→ **Figure record listings**

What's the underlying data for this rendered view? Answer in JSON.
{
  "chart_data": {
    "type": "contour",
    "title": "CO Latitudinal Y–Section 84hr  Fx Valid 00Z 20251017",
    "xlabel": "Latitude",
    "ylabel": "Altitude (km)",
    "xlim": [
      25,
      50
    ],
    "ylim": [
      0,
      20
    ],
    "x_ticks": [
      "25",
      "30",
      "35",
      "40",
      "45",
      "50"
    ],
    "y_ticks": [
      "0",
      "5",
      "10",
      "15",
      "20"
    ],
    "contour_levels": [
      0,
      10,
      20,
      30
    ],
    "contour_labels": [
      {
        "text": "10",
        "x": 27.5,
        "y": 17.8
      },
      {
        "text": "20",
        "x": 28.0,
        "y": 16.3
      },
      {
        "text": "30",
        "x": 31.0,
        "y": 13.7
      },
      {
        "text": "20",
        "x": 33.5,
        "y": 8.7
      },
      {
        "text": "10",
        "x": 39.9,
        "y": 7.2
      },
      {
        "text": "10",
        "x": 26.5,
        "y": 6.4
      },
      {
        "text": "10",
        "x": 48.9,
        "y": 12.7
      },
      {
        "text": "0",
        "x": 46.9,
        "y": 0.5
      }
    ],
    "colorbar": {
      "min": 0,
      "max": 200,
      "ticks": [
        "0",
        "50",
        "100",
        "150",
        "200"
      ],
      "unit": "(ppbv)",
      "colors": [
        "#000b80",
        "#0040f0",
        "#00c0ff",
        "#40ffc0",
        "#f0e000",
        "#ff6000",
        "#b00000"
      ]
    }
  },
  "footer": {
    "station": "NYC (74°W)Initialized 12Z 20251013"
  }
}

→ **Written instruction**
All of the data must be returned exactly.

→ **The solution**
What's the underlying data for this rendered view? Answer in JSON.
{
  "chart_data": {
    "type": "contour",
    "title": "CO Latitudinal Y–Section 84hr  Fx Valid 00Z 20251017",
    "xlabel": "Latitude",
    "ylabel": "Altitude (km)",
    "xlim": [
      25,
      50
    ],
    "ylim": [
      0,
      20
    ],
    "x_ticks": [
      "25",
      "30",
      "35",
      "40",
      "45",
      "50"
    ],
    "y_ticks": [
      "0",
      "5",
      "10",
      "15",
      "20"
    ],
    "contour_levels": [
      0,
      10,
      20,
      30
    ],
    "contour_labels": [
      {
        "text": "10",
        "x": 27.5,
        "y": 17.8
      },
      {
        "text": "20",
        "x": 28.0,
        "y": 16.3
      },
      {
        "text": "30",
        "x": 31.0,
        "y": 13.7
      },
      {
        "text": "20",
        "x": 33.5,
        "y": 8.7
      },
      {
        "text": "10",
        "x": 39.9,
        "y": 7.2
      },
      {
        "text": "10",
        "x": 26.5,
        "y": 6.4
      },
      {
        "text": "10",
        "x": 48.9,
        "y": 12.7
      },
      {
        "text": "0",
        "x": 46.9,
        "y": 0.5
      }
    ],
    "colorbar": {
      "min": 0,
      "max": 200,
      "ticks": [
        "0",
        "50",
        "100",
        "150",
        "200"
      ],
      "unit": "(ppbv)",
      "colors": [
        "#000b80",
        "#0040f0",
        "#00c0ff",
        "#40ffc0",
        "#f0e000",
        "#ff6000",
        "#b00000"
      ]
    }
  },
  "footer": {
    "station": "NYC (74°W)Initialized 12Z 20251013"
  }
}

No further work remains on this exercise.